Exercise brief » Scan the listing below and copy every line holding "kind".
begin
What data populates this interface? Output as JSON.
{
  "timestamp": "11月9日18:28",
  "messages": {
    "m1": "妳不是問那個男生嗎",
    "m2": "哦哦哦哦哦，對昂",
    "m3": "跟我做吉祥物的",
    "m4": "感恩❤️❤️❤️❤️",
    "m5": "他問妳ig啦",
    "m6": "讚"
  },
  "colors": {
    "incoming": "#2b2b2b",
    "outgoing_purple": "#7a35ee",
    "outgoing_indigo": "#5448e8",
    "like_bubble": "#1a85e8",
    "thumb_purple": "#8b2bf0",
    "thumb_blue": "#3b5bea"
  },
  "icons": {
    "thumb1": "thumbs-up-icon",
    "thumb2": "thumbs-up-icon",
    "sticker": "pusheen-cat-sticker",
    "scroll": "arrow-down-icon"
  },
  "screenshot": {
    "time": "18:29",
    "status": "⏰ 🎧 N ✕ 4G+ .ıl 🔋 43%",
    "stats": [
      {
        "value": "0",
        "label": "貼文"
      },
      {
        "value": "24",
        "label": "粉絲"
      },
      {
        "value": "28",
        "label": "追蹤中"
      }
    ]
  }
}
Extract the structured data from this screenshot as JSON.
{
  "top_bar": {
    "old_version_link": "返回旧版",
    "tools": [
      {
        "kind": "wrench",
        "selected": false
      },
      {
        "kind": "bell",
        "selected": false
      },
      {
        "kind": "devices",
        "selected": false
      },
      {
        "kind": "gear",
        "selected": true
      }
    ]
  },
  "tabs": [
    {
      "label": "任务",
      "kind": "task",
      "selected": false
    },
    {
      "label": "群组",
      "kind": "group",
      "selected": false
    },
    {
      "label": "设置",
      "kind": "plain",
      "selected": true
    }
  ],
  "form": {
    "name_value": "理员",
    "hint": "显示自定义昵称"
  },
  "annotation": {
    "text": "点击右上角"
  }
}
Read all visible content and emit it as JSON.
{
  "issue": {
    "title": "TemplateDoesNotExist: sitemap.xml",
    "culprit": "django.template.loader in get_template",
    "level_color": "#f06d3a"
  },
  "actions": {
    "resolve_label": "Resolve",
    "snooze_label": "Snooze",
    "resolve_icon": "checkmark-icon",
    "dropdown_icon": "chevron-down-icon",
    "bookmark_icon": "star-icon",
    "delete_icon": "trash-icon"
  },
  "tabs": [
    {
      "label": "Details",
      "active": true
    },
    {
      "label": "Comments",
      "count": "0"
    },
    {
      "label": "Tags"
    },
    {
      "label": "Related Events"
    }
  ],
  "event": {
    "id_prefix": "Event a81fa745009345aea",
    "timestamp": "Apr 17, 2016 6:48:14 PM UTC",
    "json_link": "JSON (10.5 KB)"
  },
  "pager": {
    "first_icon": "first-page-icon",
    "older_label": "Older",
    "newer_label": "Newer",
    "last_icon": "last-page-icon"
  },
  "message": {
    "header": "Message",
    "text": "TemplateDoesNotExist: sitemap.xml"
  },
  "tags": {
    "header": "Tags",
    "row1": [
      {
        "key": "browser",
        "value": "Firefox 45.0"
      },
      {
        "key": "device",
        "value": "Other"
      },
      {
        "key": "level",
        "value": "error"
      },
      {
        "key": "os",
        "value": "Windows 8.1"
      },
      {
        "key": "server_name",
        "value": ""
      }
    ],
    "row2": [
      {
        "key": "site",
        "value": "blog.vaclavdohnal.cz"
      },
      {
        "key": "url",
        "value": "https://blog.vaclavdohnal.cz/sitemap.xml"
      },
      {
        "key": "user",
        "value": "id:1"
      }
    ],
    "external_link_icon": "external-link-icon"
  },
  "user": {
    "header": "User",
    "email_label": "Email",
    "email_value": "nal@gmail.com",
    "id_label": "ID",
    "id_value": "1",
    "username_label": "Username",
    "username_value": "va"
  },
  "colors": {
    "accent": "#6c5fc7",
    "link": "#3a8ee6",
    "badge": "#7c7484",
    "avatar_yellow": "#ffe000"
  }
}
end
Written answer »
        "kind": "wrench",
        "kind": "bell",
        "kind": "devices",
        "kind": "gear",
      "kind": "task",
      "kind": "group",
      "kind": "plain",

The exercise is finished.